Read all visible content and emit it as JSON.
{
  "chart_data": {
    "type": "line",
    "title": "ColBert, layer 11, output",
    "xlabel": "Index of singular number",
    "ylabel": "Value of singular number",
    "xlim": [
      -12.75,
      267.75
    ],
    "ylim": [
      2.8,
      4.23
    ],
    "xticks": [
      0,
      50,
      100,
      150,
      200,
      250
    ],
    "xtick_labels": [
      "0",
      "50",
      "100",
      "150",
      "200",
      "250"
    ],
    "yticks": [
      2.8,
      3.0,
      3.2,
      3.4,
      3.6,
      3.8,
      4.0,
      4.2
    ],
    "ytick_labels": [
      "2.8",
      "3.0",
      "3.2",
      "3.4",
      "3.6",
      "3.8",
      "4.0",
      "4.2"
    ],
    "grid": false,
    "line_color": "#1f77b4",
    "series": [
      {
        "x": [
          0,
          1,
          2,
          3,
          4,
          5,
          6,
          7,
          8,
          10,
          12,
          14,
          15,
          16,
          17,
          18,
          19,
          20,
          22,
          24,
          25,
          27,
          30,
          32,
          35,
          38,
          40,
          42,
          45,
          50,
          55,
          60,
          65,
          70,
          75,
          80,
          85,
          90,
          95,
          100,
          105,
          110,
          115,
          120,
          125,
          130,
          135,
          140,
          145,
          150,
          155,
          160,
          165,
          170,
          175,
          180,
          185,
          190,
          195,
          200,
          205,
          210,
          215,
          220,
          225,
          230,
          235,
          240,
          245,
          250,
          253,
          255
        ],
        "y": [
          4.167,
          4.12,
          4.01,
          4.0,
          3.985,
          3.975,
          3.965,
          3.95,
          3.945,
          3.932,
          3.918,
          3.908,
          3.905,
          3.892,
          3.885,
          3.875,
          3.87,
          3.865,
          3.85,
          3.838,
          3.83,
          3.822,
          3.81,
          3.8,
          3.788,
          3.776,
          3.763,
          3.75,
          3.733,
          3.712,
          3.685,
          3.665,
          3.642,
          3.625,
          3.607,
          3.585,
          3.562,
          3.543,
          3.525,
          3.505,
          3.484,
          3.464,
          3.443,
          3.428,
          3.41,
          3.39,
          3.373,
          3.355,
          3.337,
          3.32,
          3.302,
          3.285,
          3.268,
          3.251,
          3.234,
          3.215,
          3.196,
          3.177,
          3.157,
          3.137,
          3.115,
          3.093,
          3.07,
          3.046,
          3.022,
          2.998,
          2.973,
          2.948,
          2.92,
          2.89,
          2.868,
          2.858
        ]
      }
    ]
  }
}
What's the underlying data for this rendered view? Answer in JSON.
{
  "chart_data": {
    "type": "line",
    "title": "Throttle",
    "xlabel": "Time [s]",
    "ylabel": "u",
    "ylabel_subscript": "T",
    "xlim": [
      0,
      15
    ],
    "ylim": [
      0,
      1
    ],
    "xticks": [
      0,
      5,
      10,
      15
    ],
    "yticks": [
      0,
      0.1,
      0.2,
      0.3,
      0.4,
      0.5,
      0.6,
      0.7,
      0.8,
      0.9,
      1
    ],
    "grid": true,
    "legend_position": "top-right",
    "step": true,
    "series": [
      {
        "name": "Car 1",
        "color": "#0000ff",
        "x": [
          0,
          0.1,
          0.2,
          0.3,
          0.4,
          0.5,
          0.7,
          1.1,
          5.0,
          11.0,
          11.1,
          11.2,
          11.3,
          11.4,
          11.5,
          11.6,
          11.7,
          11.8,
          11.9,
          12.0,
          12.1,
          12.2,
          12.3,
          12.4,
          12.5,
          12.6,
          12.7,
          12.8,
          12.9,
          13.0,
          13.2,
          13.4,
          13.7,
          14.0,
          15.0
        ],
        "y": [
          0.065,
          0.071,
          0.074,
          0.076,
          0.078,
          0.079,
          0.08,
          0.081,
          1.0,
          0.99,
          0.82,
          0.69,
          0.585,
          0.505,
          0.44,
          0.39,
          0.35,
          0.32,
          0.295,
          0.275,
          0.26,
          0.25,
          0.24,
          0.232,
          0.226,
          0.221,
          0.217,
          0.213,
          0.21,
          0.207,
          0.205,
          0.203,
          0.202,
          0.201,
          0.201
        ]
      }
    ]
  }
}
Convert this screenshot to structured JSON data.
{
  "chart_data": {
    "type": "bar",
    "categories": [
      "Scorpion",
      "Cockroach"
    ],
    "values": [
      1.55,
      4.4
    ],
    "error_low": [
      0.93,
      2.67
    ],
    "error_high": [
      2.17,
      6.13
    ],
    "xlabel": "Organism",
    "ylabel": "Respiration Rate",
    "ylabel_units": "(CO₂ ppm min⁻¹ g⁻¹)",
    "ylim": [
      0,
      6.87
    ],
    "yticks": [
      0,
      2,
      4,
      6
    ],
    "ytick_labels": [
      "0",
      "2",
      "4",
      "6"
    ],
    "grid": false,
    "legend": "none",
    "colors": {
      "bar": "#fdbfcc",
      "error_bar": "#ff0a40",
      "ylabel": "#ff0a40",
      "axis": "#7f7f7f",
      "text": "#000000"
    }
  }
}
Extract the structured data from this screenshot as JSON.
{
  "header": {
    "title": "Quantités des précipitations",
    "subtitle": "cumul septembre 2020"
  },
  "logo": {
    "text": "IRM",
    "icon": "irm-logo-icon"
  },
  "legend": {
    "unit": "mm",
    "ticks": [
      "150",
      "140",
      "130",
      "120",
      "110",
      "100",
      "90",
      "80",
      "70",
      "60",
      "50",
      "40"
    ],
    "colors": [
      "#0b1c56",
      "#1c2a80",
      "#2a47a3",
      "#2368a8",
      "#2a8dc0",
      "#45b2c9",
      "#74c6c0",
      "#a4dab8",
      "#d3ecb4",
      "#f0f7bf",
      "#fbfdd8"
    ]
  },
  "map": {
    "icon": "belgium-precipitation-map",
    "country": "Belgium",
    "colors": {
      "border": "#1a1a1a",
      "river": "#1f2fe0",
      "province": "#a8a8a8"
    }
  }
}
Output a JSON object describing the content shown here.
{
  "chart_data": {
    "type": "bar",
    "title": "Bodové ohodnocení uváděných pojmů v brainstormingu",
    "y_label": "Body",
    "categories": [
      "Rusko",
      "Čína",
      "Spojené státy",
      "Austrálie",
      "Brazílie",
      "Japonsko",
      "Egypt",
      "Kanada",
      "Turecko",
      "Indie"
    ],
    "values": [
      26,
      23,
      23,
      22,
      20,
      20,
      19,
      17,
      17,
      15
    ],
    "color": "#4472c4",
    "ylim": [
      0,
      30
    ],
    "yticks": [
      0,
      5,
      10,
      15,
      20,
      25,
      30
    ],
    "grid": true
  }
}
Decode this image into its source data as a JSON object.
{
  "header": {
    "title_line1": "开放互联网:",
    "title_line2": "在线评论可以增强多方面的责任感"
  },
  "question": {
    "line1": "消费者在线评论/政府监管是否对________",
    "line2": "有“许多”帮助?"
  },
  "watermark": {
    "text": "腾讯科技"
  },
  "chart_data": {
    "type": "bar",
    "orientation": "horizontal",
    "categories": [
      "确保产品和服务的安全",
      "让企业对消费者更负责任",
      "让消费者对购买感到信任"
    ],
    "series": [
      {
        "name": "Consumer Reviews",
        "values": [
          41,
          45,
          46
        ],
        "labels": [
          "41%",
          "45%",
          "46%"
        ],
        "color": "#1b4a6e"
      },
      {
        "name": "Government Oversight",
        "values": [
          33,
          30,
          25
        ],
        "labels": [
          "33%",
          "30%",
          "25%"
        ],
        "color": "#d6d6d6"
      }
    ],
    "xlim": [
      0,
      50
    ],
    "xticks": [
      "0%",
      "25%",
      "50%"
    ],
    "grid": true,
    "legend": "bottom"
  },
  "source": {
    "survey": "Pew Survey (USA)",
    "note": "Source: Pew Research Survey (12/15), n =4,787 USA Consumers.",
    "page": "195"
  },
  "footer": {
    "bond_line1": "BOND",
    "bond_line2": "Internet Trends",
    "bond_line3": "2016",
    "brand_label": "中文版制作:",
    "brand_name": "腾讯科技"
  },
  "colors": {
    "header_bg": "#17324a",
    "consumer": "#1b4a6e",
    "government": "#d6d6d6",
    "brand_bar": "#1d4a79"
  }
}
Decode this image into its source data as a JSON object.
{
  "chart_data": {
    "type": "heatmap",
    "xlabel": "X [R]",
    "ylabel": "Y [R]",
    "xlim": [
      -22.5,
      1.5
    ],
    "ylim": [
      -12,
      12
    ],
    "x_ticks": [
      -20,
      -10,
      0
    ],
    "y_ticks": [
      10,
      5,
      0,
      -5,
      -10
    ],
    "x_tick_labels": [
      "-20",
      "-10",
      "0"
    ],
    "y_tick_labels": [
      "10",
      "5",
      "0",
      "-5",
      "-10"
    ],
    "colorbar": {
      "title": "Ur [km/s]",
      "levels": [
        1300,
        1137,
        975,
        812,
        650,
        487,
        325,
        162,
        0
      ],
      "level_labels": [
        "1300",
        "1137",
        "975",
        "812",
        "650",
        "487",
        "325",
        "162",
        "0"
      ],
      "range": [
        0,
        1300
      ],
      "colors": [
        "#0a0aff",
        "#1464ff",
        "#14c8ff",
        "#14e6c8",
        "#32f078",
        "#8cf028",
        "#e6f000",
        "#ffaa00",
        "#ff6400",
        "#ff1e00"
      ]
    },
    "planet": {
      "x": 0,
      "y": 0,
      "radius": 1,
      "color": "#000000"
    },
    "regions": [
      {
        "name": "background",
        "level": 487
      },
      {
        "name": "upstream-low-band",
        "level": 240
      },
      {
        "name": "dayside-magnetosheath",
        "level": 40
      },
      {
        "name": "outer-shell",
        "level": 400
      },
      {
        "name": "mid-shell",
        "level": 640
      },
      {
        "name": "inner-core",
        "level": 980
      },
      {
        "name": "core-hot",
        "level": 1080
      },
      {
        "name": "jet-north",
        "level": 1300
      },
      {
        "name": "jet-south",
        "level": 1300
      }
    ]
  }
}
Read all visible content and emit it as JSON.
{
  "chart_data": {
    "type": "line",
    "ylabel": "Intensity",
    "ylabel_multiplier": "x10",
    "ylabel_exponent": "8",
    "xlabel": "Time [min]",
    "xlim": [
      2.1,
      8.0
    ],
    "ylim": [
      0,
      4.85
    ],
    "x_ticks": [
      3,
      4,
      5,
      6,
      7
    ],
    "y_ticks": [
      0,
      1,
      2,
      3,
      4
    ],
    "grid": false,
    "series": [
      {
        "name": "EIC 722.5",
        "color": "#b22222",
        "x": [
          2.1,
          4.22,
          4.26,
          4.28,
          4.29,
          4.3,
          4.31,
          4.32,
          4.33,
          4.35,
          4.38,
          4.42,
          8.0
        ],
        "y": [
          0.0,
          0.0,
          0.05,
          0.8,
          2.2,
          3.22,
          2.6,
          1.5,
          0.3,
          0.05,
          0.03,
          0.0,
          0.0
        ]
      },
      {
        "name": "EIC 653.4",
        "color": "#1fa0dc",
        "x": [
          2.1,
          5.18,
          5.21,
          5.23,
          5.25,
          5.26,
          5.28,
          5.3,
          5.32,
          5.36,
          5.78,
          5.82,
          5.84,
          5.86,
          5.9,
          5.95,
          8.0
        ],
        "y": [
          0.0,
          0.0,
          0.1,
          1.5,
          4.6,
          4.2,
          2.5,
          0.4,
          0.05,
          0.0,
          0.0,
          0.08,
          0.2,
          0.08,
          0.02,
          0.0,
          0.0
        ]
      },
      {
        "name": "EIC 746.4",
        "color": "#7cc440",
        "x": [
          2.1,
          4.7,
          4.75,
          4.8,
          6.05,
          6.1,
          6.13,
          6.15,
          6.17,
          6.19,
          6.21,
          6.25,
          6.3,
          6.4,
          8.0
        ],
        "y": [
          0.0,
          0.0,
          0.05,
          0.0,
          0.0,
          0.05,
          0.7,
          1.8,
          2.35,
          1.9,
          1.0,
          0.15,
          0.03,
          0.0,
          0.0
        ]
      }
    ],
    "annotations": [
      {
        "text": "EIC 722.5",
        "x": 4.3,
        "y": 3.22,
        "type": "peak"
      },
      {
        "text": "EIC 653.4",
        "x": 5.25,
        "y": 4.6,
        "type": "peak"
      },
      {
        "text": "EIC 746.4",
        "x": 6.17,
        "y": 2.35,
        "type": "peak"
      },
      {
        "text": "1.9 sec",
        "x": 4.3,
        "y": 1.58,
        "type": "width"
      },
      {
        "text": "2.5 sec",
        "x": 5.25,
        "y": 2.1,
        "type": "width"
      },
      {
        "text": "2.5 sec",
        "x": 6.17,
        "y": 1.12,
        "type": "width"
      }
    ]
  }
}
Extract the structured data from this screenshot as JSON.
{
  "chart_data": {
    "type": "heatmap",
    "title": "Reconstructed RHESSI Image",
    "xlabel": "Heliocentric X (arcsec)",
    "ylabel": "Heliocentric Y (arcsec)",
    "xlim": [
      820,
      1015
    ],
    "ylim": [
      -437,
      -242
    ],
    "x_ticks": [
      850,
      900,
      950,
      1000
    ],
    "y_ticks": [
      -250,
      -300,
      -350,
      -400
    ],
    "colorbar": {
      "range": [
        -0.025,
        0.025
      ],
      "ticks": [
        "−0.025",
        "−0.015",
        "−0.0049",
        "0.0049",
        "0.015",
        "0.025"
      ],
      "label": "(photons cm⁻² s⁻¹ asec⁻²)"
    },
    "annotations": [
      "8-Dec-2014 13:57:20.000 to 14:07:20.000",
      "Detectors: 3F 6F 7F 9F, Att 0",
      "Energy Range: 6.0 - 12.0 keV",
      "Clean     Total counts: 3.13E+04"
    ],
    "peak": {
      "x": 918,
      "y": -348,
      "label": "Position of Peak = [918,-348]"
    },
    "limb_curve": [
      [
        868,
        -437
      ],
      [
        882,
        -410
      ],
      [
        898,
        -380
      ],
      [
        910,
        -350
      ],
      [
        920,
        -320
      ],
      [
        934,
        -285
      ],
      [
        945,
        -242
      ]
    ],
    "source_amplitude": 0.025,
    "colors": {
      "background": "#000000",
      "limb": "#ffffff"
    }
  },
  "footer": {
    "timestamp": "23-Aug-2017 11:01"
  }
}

- WRITTEN INSTRUCTION: Look through the entries above and list every line containing "number".

- OUTPUT BELOW:
    "xlabel": "Index of singular number",
    "ylabel": "Value of singular number",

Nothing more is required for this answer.